### Stated task
Search the listing for the string "together" and copy every line that contains it.

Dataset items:

====================

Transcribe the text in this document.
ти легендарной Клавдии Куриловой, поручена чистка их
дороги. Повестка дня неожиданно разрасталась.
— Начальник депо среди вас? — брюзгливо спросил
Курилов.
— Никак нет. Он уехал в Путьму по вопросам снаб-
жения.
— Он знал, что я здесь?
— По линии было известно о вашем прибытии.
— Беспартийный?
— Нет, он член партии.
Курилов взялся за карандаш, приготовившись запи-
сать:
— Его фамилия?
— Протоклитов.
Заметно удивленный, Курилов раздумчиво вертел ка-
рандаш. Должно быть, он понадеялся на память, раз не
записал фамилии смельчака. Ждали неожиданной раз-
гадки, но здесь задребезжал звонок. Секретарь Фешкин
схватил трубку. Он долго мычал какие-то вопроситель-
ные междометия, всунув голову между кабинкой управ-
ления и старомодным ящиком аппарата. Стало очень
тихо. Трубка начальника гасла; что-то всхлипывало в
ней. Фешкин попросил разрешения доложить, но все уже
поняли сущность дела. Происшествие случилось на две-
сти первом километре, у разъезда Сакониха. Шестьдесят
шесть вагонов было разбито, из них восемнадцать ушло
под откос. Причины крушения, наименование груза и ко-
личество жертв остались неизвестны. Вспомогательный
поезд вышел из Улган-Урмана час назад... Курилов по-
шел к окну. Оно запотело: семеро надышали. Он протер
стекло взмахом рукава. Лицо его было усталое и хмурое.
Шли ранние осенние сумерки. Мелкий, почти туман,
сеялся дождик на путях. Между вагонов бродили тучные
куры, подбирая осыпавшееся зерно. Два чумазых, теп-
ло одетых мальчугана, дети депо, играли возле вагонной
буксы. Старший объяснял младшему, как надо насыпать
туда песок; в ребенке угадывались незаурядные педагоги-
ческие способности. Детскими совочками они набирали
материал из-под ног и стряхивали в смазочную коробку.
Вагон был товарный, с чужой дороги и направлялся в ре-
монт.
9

====================

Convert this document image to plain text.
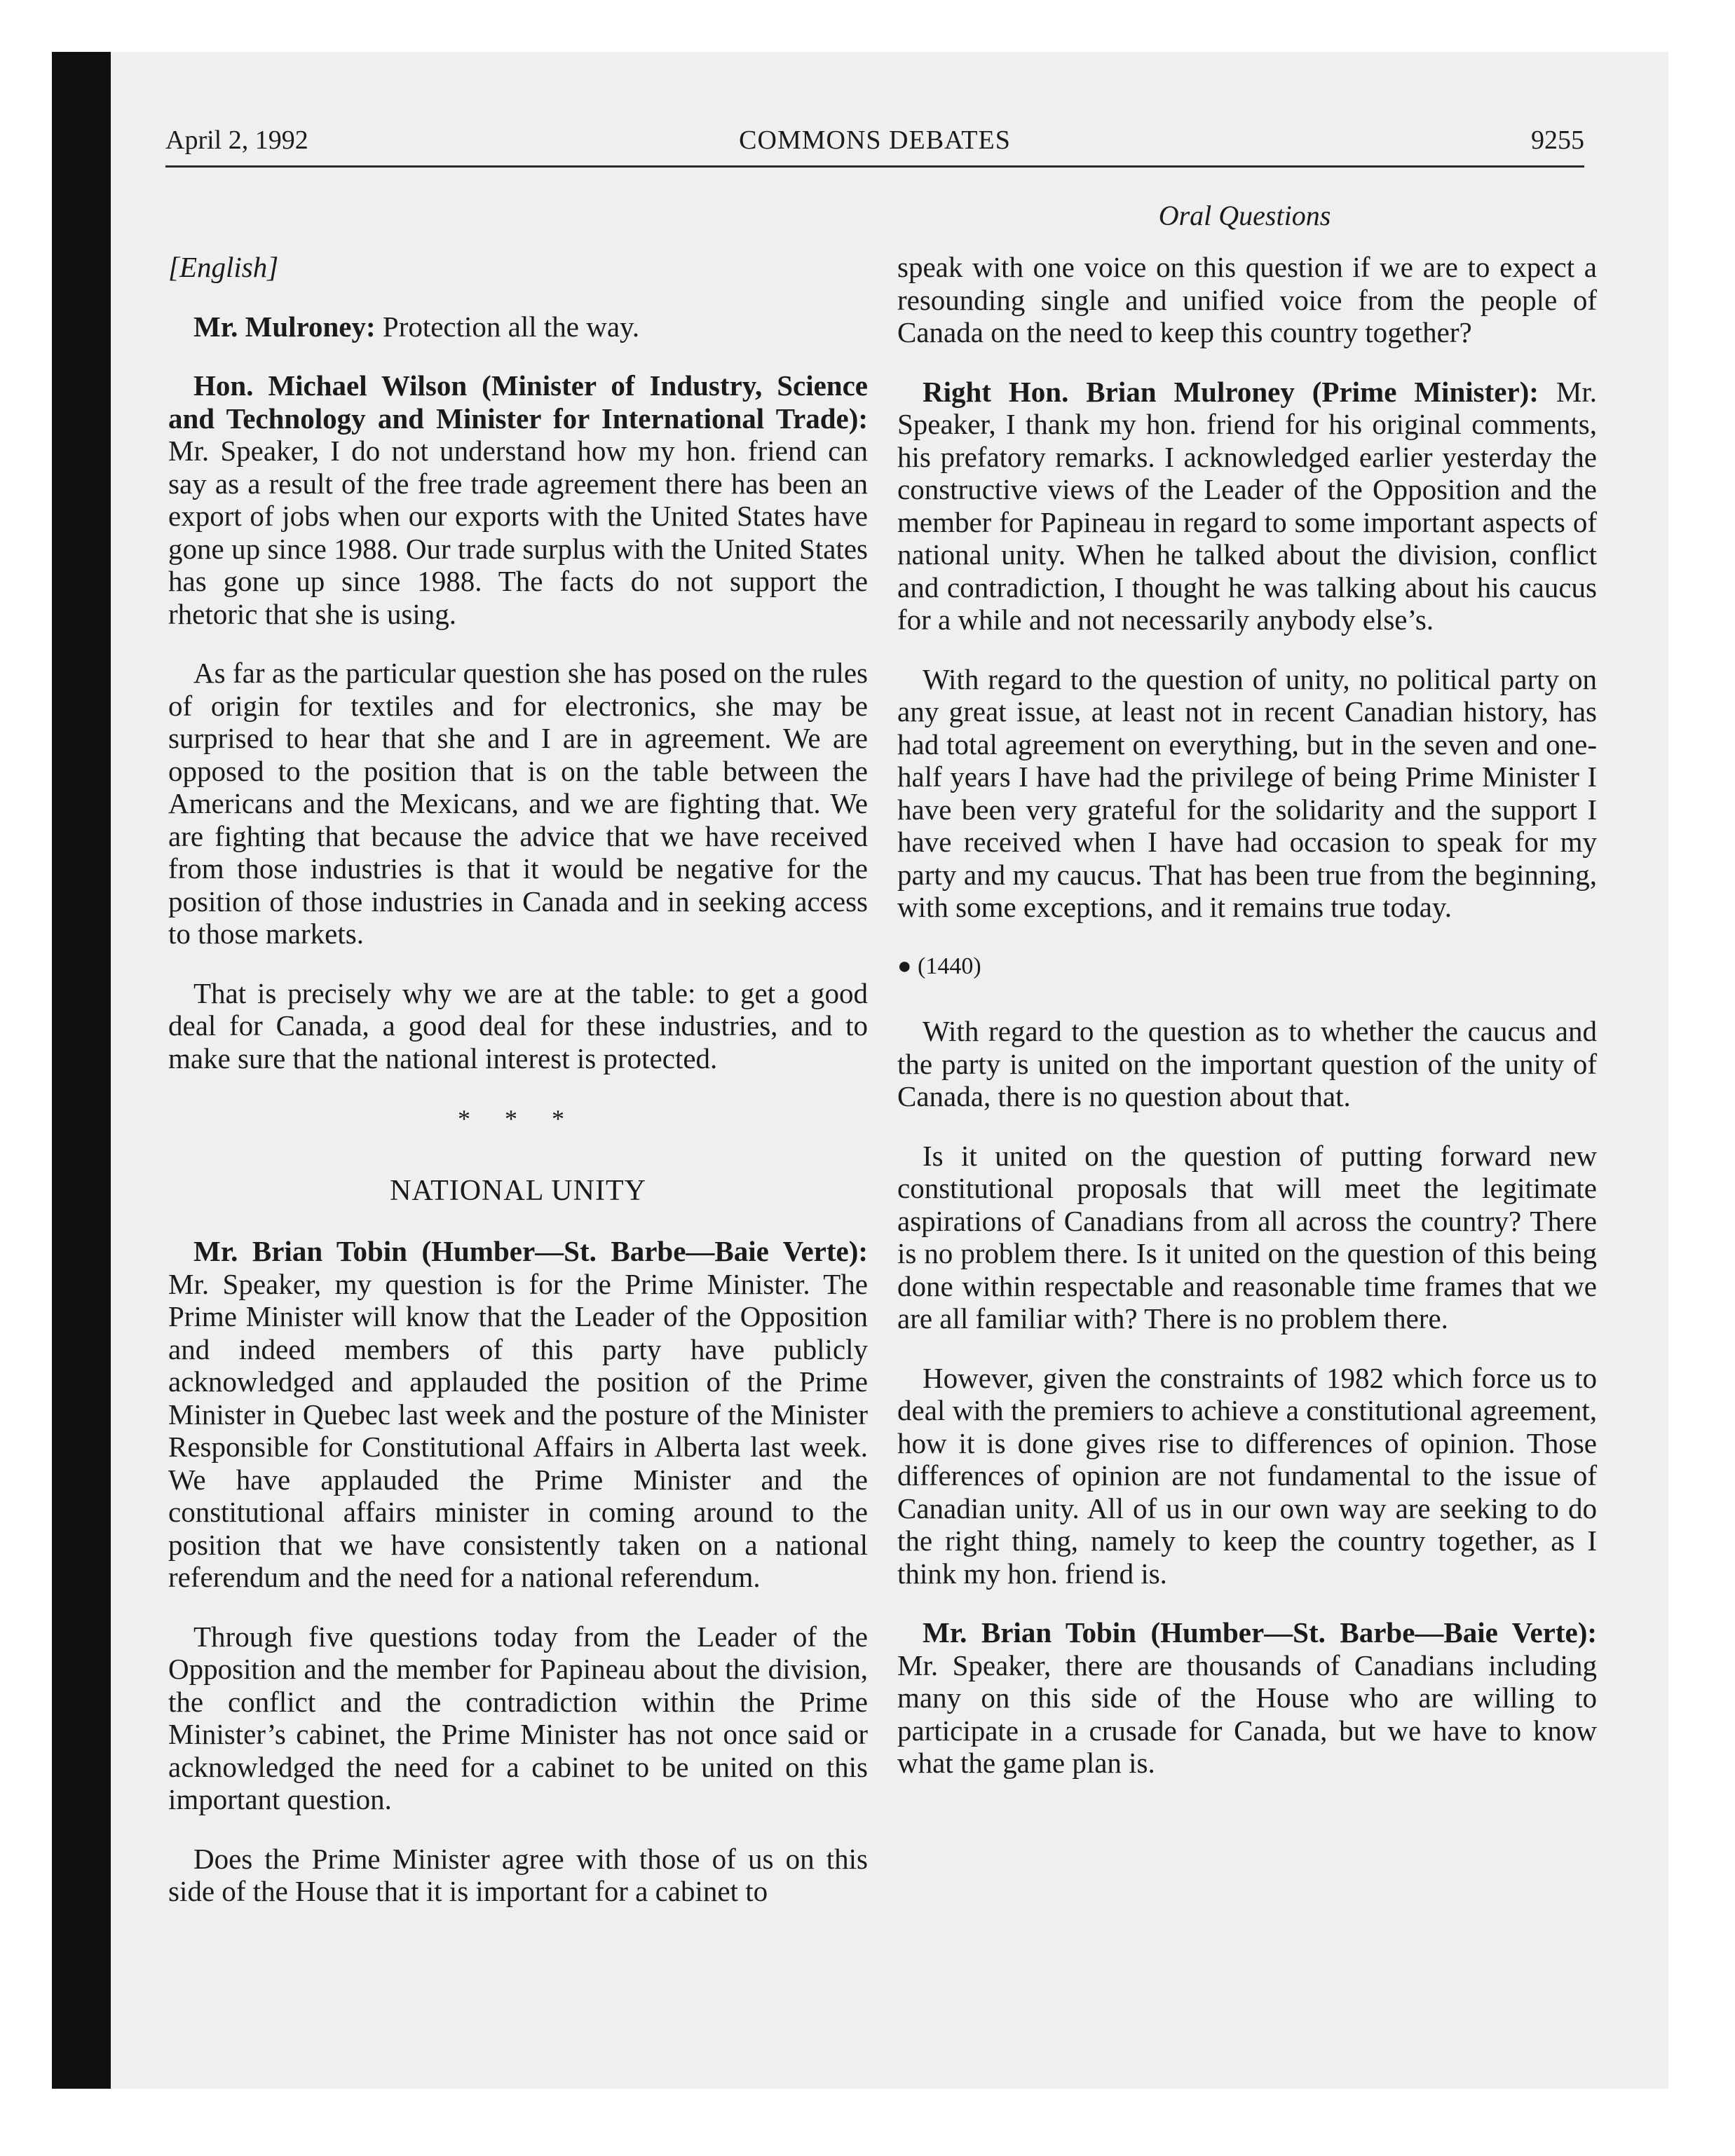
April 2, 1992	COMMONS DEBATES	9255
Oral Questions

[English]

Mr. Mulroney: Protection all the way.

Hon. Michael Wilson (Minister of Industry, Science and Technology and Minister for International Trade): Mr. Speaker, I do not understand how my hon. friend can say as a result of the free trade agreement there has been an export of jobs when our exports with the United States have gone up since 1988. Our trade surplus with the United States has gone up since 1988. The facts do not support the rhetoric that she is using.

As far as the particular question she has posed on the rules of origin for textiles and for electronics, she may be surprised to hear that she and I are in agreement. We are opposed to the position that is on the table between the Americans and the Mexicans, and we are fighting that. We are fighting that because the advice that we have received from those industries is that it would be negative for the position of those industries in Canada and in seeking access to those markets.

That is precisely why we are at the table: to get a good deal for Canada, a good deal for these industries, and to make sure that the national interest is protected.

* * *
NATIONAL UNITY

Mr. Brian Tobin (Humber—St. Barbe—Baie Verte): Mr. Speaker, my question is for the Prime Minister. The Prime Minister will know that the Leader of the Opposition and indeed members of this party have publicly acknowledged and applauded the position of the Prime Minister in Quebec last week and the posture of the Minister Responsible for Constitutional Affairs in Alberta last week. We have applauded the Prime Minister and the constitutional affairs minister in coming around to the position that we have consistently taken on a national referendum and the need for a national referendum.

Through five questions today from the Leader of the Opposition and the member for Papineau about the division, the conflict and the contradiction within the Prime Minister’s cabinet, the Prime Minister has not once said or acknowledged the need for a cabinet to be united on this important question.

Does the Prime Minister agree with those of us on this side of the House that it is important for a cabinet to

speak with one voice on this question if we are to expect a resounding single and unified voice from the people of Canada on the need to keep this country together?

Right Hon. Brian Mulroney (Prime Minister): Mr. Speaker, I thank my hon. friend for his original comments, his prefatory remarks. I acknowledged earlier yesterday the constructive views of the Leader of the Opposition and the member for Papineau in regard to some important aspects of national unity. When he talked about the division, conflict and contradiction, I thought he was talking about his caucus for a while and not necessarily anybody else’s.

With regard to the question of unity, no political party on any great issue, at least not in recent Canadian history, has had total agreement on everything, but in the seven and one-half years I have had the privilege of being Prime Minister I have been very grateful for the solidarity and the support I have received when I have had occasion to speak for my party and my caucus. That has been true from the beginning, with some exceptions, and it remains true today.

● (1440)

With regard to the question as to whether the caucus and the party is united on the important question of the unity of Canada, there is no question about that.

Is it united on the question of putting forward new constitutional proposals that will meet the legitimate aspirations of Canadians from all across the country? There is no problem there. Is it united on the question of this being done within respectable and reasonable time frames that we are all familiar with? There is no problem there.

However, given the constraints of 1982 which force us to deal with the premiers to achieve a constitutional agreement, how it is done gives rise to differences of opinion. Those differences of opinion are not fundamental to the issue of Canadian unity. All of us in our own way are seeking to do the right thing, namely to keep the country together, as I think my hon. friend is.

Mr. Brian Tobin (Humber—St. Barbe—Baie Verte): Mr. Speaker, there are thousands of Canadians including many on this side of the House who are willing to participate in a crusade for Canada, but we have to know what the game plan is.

====================

### Full output
speak with one voice on this question if we are to expect a resounding single and unified voice from the people of Canada on the need to keep this country together?
However, given the constraints of 1982 which force us to deal with the premiers to achieve a constitutional agreement, how it is done gives rise to differences of opinion. Those differences of opinion are not fundamental to the issue of Canadian unity. All of us in our own way are seeking to do the right thing, namely to keep the country together, as I think my hon. friend is.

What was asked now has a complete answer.